▶ [Goal of the exercise]: Using the listing below, report all lines holding the word "MEASUREMENTS".

▶ [Saved entries]:
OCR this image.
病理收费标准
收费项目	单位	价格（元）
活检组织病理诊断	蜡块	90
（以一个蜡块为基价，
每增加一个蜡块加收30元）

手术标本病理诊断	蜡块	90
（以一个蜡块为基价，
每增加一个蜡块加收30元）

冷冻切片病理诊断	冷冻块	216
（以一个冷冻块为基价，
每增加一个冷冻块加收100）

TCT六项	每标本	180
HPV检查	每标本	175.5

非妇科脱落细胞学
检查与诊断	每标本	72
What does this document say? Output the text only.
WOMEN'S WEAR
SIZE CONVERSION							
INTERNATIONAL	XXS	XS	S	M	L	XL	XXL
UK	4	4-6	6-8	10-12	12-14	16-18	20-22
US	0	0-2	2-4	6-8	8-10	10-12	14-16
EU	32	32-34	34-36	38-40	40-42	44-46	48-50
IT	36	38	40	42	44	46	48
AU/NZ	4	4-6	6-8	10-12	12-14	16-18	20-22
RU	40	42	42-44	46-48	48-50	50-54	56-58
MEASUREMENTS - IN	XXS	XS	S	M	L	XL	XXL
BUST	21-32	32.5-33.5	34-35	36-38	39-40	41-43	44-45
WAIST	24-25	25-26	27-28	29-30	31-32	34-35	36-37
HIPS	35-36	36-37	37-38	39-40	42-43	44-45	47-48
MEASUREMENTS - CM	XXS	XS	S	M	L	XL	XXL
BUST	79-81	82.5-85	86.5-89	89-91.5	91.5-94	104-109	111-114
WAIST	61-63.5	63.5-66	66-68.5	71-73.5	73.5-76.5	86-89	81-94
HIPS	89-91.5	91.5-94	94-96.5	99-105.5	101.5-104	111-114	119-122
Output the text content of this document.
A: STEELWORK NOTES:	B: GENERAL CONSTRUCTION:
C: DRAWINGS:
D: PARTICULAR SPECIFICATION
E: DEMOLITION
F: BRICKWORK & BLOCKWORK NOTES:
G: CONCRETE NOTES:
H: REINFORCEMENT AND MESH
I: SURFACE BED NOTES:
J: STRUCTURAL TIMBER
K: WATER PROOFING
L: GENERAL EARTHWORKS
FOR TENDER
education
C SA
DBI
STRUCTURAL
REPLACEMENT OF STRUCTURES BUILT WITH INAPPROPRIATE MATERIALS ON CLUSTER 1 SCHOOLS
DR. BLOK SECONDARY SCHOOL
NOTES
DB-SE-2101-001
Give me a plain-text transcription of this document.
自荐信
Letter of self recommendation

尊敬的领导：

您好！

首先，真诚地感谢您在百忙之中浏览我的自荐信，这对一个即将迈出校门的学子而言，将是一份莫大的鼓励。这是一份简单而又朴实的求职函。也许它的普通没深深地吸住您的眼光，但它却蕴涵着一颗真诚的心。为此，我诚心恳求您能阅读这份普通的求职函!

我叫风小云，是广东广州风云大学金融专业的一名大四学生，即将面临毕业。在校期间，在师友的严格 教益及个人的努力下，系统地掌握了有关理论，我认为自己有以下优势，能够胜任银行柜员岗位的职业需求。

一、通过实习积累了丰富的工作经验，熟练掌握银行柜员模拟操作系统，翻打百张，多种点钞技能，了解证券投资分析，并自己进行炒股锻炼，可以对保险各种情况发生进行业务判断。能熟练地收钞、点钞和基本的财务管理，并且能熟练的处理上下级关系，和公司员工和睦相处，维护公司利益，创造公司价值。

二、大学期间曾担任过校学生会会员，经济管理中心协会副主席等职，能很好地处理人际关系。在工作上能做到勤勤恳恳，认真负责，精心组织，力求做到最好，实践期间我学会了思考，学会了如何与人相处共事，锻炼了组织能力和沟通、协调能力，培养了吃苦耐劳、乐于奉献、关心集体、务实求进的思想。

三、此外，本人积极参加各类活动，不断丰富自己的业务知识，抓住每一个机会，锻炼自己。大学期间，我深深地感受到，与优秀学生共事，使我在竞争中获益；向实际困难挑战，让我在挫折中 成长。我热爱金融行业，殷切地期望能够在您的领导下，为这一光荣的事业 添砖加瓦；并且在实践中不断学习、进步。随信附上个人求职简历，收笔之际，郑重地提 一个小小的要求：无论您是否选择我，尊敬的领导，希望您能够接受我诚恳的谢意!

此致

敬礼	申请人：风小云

▶ [Solution for this task]:
MEASUREMENTS - IN	XXS	XS	S	M	L	XL	XXL
MEASUREMENTS - CM	XXS	XS	S	M	L	XL	XXL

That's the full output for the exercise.